→ TASK DETAILS: How many lines hold the string "Scores"? Give only the number.
■ ■ ■ ■ ■
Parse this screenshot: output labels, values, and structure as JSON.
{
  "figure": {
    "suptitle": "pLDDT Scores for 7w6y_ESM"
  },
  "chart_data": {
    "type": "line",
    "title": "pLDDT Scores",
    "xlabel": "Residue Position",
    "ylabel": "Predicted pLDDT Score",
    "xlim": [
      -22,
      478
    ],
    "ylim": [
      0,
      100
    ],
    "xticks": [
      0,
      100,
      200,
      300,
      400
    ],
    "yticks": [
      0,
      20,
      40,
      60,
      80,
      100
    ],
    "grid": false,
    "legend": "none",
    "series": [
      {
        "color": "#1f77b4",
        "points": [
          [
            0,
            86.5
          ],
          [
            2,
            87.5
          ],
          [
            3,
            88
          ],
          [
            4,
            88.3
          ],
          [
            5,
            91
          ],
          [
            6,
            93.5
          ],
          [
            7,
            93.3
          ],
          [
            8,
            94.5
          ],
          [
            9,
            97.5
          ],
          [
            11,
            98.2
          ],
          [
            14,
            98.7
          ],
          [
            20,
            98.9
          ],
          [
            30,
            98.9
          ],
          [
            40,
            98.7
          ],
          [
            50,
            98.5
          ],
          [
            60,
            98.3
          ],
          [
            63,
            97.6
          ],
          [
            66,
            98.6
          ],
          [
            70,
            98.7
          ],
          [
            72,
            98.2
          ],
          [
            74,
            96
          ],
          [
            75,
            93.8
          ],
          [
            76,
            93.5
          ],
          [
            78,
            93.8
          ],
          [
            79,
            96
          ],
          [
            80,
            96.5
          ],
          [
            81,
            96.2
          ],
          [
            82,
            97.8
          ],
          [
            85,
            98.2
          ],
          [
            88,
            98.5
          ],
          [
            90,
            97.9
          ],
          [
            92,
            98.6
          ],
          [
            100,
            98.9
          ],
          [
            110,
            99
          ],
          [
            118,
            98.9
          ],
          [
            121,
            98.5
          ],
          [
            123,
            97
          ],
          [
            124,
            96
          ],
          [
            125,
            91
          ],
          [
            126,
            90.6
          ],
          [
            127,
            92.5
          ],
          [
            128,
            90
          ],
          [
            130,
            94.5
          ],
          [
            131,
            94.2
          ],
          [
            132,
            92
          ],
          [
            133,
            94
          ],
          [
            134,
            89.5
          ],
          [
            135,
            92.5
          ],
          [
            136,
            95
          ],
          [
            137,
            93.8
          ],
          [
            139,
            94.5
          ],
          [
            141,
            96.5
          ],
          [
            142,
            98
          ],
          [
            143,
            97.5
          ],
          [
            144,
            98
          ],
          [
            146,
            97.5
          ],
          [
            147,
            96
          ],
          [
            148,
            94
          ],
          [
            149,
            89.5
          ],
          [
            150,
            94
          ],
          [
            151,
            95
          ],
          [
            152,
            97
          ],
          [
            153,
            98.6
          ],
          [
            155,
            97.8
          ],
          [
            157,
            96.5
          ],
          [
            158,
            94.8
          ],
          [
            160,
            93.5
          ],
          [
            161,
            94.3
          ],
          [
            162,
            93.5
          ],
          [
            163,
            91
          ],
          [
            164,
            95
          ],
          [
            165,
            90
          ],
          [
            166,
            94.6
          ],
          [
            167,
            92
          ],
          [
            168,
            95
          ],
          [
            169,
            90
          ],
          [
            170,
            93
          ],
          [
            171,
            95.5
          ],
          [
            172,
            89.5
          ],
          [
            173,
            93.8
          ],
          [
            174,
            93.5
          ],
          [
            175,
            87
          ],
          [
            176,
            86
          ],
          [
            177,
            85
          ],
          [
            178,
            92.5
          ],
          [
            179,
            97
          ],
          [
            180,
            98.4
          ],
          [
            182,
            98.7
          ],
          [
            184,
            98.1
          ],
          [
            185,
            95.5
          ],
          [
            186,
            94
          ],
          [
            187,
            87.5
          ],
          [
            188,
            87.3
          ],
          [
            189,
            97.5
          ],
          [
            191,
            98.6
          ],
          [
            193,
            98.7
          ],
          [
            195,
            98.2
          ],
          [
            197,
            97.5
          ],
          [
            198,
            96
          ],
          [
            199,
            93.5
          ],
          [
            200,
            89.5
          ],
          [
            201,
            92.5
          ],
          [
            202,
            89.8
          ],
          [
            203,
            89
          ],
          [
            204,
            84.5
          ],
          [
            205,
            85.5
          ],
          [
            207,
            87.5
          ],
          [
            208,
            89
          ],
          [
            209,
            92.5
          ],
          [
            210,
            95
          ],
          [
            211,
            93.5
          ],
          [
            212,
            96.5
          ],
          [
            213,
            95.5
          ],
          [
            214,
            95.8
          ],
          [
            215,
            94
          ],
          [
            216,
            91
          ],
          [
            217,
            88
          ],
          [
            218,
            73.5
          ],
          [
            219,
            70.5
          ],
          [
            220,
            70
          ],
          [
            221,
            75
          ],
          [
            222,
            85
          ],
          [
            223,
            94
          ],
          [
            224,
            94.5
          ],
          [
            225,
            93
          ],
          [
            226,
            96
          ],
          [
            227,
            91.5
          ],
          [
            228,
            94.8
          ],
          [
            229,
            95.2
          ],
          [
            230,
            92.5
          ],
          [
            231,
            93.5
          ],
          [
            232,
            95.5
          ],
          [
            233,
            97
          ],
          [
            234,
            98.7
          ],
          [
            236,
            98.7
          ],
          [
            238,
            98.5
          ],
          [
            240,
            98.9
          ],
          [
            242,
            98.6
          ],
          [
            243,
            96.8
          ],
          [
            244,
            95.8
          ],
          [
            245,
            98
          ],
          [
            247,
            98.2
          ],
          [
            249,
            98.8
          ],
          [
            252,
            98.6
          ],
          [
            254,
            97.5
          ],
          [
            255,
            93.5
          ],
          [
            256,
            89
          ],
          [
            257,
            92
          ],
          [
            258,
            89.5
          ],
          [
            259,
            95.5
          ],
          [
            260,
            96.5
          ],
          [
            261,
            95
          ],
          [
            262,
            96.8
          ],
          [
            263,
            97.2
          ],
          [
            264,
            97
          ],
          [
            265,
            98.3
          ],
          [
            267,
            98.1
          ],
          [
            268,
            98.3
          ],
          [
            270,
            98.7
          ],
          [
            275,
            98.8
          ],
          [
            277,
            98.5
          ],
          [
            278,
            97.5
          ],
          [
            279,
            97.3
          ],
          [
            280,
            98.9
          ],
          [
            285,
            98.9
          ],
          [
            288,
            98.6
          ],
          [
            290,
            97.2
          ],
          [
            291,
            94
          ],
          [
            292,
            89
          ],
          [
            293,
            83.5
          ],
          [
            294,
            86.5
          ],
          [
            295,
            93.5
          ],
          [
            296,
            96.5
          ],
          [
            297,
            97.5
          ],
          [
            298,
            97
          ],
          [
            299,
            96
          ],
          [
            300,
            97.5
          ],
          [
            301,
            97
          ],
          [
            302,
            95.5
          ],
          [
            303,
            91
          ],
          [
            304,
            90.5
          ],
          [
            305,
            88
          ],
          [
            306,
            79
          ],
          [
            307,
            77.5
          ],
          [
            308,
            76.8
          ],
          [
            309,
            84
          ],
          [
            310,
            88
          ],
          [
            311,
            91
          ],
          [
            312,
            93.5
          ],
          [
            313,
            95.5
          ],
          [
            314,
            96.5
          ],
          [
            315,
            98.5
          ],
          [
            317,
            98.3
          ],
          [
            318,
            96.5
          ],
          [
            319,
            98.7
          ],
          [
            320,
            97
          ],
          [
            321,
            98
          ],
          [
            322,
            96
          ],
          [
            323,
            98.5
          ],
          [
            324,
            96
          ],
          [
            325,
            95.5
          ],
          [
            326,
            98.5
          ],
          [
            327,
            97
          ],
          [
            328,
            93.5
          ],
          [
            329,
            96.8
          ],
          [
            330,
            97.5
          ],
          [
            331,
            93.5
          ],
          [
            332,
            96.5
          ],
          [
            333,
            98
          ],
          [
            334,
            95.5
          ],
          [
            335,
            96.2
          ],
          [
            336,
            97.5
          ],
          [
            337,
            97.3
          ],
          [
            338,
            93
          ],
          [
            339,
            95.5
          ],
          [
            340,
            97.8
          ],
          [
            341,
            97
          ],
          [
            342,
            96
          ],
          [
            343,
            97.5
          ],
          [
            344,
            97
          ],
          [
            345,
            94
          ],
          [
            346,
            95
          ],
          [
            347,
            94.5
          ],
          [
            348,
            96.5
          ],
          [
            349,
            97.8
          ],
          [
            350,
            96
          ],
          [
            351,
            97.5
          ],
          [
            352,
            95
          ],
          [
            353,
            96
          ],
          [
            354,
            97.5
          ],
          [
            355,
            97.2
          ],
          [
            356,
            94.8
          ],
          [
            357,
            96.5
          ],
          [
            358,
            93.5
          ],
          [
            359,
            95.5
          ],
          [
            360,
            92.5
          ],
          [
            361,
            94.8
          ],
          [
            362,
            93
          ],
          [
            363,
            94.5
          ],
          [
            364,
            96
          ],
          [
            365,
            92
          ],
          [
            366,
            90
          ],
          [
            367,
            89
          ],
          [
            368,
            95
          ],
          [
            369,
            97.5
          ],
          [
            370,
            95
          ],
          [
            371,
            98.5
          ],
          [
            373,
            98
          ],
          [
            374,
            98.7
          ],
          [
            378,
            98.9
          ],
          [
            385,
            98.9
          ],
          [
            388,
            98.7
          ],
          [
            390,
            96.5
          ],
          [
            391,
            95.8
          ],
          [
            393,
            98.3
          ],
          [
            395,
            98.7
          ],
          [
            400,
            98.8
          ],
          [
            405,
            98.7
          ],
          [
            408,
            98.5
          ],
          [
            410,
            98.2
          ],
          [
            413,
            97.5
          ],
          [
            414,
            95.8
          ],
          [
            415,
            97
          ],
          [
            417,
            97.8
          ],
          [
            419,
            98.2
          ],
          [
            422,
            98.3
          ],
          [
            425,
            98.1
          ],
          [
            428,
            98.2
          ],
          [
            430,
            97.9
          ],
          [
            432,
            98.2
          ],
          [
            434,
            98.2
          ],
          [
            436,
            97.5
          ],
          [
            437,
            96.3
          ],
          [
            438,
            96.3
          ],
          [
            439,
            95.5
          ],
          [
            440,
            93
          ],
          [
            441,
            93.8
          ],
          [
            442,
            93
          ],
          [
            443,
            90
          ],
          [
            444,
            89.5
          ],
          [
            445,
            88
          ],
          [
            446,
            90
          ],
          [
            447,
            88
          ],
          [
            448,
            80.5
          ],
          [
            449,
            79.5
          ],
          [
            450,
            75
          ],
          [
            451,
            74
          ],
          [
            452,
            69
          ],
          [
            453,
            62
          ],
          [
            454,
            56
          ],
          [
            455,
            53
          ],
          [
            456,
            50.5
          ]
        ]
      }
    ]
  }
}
■ ■ ■ ■ ■
→ TASK ANSWER: 2